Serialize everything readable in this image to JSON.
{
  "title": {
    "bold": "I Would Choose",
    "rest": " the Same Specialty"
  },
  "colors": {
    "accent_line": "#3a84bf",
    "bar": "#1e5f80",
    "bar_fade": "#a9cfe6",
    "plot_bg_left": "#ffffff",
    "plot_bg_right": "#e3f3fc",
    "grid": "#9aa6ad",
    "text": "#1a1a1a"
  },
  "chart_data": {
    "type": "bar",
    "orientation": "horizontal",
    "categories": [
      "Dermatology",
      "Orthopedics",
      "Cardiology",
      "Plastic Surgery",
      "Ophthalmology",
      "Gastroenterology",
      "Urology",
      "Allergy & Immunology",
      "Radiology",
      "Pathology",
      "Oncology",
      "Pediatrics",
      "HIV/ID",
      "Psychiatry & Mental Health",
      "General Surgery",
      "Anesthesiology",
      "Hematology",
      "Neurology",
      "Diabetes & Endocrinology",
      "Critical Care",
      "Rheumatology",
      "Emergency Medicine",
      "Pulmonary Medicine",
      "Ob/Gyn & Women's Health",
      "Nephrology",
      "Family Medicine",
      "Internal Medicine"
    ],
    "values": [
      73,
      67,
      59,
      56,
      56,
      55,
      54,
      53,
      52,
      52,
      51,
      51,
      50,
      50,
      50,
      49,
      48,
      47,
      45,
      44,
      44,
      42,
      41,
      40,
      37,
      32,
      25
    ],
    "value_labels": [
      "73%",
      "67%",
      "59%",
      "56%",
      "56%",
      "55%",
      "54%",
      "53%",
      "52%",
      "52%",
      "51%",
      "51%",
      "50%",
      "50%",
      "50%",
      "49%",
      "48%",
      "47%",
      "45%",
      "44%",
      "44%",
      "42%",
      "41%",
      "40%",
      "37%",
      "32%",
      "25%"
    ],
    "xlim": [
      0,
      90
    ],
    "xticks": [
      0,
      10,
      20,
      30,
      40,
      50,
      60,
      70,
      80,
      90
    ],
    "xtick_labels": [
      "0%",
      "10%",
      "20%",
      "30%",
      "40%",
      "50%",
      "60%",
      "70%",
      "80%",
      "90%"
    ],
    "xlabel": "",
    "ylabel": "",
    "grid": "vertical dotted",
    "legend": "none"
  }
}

• _WHAT IS EXPECTED_:
Scan the material above. Copy each line that holds the word "Health".

• _TASK RESULT_:
      "Psychiatry & Mental Health",
      "Ob/Gyn & Women's Health",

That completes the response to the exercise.